- Dataset entries:
----------------------------------------
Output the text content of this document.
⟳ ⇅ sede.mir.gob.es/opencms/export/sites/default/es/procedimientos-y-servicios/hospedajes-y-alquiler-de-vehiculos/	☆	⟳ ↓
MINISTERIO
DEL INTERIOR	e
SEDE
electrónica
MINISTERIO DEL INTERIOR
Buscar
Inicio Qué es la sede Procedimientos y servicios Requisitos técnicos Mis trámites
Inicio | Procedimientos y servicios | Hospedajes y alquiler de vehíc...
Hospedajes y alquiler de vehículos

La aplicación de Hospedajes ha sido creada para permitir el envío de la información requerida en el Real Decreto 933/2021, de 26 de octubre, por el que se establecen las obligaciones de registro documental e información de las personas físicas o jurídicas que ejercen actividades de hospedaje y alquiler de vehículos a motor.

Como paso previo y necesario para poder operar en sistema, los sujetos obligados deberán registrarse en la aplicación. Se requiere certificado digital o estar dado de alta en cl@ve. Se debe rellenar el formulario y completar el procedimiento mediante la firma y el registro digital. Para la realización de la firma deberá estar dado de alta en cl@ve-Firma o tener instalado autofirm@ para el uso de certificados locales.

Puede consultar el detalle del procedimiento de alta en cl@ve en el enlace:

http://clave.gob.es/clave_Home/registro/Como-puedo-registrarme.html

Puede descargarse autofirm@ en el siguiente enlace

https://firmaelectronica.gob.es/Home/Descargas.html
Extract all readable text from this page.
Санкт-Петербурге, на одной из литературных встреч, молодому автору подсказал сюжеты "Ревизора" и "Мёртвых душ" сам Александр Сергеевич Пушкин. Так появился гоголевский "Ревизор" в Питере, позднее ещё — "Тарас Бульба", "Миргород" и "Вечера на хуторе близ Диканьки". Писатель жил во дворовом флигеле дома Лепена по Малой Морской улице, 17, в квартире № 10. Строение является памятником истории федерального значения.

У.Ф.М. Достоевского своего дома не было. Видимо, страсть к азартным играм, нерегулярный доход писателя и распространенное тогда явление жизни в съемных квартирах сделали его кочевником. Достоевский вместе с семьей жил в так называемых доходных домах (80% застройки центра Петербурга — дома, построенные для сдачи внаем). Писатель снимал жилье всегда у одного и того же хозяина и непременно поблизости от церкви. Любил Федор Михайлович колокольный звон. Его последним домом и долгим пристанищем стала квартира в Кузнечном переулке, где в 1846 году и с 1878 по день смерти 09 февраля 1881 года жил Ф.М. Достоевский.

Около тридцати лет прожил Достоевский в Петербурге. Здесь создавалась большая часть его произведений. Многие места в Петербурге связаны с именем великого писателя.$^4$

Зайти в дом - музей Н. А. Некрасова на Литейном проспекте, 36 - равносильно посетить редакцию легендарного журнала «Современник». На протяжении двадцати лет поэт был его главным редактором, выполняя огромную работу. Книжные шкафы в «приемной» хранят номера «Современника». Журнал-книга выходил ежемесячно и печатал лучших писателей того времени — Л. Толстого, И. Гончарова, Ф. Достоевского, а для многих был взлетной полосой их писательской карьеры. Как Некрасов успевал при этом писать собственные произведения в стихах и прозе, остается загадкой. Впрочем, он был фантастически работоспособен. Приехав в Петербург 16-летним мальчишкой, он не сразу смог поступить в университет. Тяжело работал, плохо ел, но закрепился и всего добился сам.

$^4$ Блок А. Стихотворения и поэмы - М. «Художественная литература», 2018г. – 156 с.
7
----------------------------------------
- What this task involves: Go through the records above and copy every line with the word "INTERIOR".

- Answer:
DEL INTERIOR	e
MINISTERIO DEL INTERIOR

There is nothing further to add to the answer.